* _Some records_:
[Start]

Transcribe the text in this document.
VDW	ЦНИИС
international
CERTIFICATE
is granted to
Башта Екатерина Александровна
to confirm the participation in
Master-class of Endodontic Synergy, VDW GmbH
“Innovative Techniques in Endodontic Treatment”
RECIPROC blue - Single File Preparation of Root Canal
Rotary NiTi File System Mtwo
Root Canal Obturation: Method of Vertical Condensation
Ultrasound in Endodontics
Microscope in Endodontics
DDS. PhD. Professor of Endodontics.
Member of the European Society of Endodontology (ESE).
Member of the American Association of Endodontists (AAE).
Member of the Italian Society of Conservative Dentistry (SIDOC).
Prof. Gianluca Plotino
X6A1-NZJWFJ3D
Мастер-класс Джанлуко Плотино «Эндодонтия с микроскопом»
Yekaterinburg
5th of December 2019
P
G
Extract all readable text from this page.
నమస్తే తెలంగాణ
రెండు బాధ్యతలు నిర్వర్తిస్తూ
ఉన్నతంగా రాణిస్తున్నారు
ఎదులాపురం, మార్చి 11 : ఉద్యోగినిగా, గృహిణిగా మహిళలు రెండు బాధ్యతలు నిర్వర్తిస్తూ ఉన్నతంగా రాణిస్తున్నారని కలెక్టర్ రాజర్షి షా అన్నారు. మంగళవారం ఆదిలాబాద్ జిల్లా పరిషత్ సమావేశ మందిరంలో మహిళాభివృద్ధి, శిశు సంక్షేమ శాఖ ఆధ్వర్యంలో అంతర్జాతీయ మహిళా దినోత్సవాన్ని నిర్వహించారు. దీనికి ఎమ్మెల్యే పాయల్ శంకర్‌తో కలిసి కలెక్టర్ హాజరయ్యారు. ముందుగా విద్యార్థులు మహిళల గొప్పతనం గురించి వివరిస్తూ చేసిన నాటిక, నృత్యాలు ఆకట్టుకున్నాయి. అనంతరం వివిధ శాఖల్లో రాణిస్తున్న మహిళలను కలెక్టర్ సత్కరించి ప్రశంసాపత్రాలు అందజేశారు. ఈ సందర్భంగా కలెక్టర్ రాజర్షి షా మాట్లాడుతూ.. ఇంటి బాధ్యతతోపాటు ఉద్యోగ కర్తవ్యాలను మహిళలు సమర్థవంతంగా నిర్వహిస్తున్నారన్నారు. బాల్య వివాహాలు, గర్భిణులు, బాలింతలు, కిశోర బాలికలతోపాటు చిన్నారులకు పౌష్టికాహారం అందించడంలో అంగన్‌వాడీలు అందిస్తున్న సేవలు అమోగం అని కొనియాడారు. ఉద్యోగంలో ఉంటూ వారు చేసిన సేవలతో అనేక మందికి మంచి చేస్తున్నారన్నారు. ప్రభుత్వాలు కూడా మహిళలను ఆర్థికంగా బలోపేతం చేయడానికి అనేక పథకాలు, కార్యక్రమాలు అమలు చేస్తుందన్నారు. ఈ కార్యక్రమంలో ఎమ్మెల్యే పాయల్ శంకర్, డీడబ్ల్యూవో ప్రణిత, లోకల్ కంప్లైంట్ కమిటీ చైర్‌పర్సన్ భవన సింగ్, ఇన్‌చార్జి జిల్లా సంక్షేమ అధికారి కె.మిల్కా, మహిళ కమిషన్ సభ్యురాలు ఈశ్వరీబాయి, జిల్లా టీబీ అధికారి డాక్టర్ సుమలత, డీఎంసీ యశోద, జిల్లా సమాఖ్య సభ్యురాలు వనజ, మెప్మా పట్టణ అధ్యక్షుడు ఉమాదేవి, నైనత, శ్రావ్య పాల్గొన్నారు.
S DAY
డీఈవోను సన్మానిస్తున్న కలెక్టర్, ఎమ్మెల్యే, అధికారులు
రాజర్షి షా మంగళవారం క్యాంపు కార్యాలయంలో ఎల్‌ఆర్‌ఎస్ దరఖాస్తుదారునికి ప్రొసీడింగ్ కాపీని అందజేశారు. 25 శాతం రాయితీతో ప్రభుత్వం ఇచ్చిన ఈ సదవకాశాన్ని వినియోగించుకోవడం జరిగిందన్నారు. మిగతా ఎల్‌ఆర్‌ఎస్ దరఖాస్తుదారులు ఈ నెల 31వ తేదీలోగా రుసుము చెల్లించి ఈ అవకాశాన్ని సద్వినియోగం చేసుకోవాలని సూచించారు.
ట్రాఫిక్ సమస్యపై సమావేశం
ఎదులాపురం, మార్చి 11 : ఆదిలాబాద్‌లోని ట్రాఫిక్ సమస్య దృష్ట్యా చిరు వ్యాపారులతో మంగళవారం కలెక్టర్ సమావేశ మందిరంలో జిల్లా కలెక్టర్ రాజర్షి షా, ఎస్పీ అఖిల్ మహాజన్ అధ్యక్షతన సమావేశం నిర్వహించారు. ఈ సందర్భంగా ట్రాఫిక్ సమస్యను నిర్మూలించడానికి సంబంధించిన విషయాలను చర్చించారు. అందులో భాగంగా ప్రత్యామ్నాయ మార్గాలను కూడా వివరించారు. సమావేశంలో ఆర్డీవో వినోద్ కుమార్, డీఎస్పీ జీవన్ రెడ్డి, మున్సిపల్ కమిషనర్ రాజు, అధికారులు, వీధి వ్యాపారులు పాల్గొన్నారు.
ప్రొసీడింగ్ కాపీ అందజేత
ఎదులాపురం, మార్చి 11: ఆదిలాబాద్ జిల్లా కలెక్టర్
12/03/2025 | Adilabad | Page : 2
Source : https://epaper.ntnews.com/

[End]

* _What is required_:
Each line of the material above must be retyped precisely.

* _Expected answer_:
Transcribe the text in this document.
VDW	ЦНИИС
international
CERTIFICATE
is granted to
Башта Екатерина Александровна
to confirm the participation in
Master-class of Endodontic Synergy, VDW GmbH
“Innovative Techniques in Endodontic Treatment”
RECIPROC blue - Single File Preparation of Root Canal
Rotary NiTi File System Mtwo
Root Canal Obturation: Method of Vertical Condensation
Ultrasound in Endodontics
Microscope in Endodontics
DDS. PhD. Professor of Endodontics.
Member of the European Society of Endodontology (ESE).
Member of the American Association of Endodontists (AAE).
Member of the Italian Society of Conservative Dentistry (SIDOC).
Prof. Gianluca Plotino
X6A1-NZJWFJ3D
Мастер-класс Джанлуко Плотино «Эндодонтия с микроскопом»
Yekaterinburg
5th of December 2019
P
G
Extract all readable text from this page.
నమస్తే తెలంగాణ
రెండు బాధ్యతలు నిర్వర్తిస్తూ
ఉన్నతంగా రాణిస్తున్నారు
ఎదులాపురం, మార్చి 11 : ఉద్యోగినిగా, గృహిణిగా మహిళలు రెండు బాధ్యతలు నిర్వర్తిస్తూ ఉన్నతంగా రాణిస్తున్నారని కలెక్టర్ రాజర్షి షా అన్నారు. మంగళవారం ఆదిలాబాద్ జిల్లా పరిషత్ సమావేశ మందిరంలో మహిళాభివృద్ధి, శిశు సంక్షేమ శాఖ ఆధ్వర్యంలో అంతర్జాతీయ మహిళా దినోత్సవాన్ని నిర్వహించారు. దీనికి ఎమ్మెల్యే పాయల్ శంకర్‌తో కలిసి కలెక్టర్ హాజరయ్యారు. ముందుగా విద్యార్థులు మహిళల గొప్పతనం గురించి వివరిస్తూ చేసిన నాటిక, నృత్యాలు ఆకట్టుకున్నాయి. అనంతరం వివిధ శాఖల్లో రాణిస్తున్న మహిళలను కలెక్టర్ సత్కరించి ప్రశంసాపత్రాలు అందజేశారు. ఈ సందర్భంగా కలెక్టర్ రాజర్షి షా మాట్లాడుతూ.. ఇంటి బాధ్యతతోపాటు ఉద్యోగ కర్తవ్యాలను మహిళలు సమర్థవంతంగా నిర్వహిస్తున్నారన్నారు. బాల్య వివాహాలు, గర్భిణులు, బాలింతలు, కిశోర బాలికలతోపాటు చిన్నారులకు పౌష్టికాహారం అందించడంలో అంగన్‌వాడీలు అందిస్తున్న సేవలు అమోగం అని కొనియాడారు. ఉద్యోగంలో ఉంటూ వారు చేసిన సేవలతో అనేక మందికి మంచి చేస్తున్నారన్నారు. ప్రభుత్వాలు కూడా మహిళలను ఆర్థికంగా బలోపేతం చేయడానికి అనేక పథకాలు, కార్యక్రమాలు అమలు చేస్తుందన్నారు. ఈ కార్యక్రమంలో ఎమ్మెల్యే పాయల్ శంకర్, డీడబ్ల్యూవో ప్రణిత, లోకల్ కంప్లైంట్ కమిటీ చైర్‌పర్సన్ భవన సింగ్, ఇన్‌చార్జి జిల్లా సంక్షేమ అధికారి కె.మిల్కా, మహిళ కమిషన్ సభ్యురాలు ఈశ్వరీబాయి, జిల్లా టీబీ అధికారి డాక్టర్ సుమలత, డీఎంసీ యశోద, జిల్లా సమాఖ్య సభ్యురాలు వనజ, మెప్మా పట్టణ అధ్యక్షుడు ఉమాదేవి, నైనత, శ్రావ్య పాల్గొన్నారు.
S DAY
డీఈవోను సన్మానిస్తున్న కలెక్టర్, ఎమ్మెల్యే, అధికారులు
రాజర్షి షా మంగళవారం క్యాంపు కార్యాలయంలో ఎల్‌ఆర్‌ఎస్ దరఖాస్తుదారునికి ప్రొసీడింగ్ కాపీని అందజేశారు. 25 శాతం రాయితీతో ప్రభుత్వం ఇచ్చిన ఈ సదవకాశాన్ని వినియోగించుకోవడం జరిగిందన్నారు. మిగతా ఎల్‌ఆర్‌ఎస్ దరఖాస్తుదారులు ఈ నెల 31వ తేదీలోగా రుసుము చెల్లించి ఈ అవకాశాన్ని సద్వినియోగం చేసుకోవాలని సూచించారు.
ట్రాఫిక్ సమస్యపై సమావేశం
ఎదులాపురం, మార్చి 11 : ఆదిలాబాద్‌లోని ట్రాఫిక్ సమస్య దృష్ట్యా చిరు వ్యాపారులతో మంగళవారం కలెక్టర్ సమావేశ మందిరంలో జిల్లా కలెక్టర్ రాజర్షి షా, ఎస్పీ అఖిల్ మహాజన్ అధ్యక్షతన సమావేశం నిర్వహించారు. ఈ సందర్భంగా ట్రాఫిక్ సమస్యను నిర్మూలించడానికి సంబంధించిన విషయాలను చర్చించారు. అందులో భాగంగా ప్రత్యామ్నాయ మార్గాలను కూడా వివరించారు. సమావేశంలో ఆర్డీవో వినోద్ కుమార్, డీఎస్పీ జీవన్ రెడ్డి, మున్సిపల్ కమిషనర్ రాజు, అధికారులు, వీధి వ్యాపారులు పాల్గొన్నారు.
ప్రొసీడింగ్ కాపీ అందజేత
ఎదులాపురం, మార్చి 11: ఆదిలాబాద్ జిల్లా కలెక్టర్
12/03/2025 | Adilabad | Page : 2
Source : https://epaper.ntnews.com/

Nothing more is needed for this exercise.